» YOUR OBJECTIVE
Give the number of lines that hold the string "this". Nothing else is needed.

» THE DATA
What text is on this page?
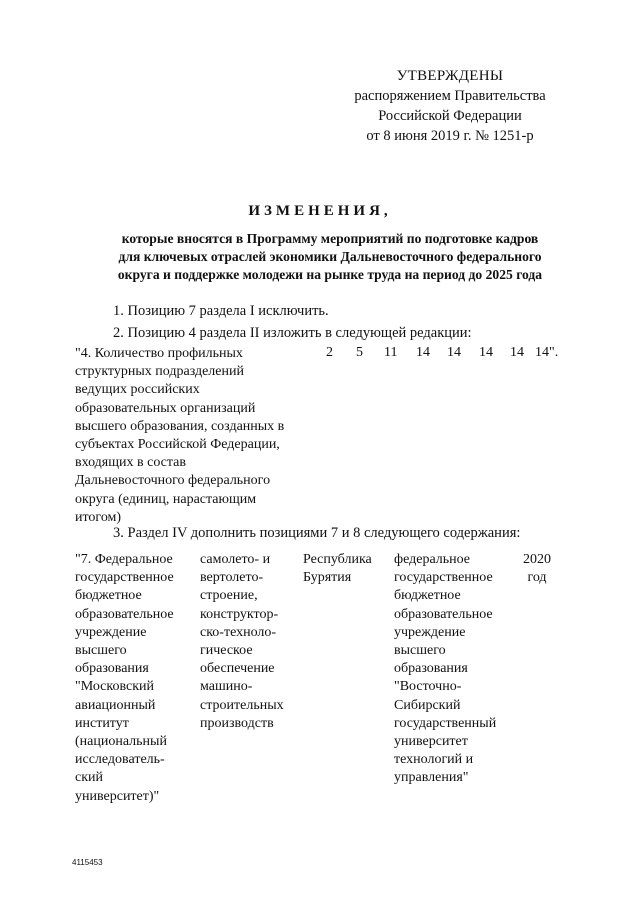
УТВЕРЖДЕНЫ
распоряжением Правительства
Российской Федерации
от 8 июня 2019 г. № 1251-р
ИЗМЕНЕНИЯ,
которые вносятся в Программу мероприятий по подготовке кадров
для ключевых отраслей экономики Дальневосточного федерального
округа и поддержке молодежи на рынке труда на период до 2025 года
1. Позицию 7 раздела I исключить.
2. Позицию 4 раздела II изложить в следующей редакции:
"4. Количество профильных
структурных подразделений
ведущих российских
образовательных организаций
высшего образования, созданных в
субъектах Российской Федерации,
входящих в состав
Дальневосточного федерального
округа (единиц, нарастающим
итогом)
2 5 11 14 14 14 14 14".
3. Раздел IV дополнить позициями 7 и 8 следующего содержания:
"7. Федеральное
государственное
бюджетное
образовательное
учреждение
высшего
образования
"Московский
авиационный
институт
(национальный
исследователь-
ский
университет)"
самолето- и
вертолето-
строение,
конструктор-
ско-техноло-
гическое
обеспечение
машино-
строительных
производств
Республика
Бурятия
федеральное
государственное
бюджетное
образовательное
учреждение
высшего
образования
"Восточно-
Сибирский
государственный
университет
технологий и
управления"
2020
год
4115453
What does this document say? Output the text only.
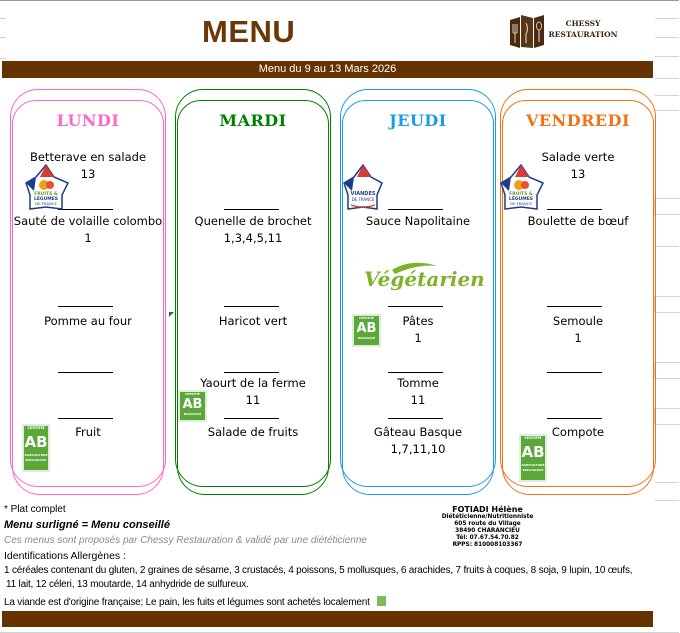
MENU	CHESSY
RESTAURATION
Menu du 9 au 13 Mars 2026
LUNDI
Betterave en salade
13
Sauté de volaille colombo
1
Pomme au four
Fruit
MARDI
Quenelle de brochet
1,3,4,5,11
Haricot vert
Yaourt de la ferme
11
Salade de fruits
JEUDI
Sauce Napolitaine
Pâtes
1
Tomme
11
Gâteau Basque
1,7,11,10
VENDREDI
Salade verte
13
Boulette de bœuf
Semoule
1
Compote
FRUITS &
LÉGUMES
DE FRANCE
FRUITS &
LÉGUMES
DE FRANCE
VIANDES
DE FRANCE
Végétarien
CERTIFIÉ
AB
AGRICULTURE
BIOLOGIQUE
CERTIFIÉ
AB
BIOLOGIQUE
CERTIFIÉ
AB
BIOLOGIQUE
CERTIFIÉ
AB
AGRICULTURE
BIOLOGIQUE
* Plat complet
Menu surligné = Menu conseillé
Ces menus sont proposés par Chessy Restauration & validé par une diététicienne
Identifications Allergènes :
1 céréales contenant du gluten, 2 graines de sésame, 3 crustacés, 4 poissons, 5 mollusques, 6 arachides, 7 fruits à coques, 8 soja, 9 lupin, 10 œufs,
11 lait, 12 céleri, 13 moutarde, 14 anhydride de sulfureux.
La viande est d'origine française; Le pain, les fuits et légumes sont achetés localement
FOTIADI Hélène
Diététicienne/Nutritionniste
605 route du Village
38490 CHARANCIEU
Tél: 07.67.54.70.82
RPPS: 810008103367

» ANSWER IN FULL
2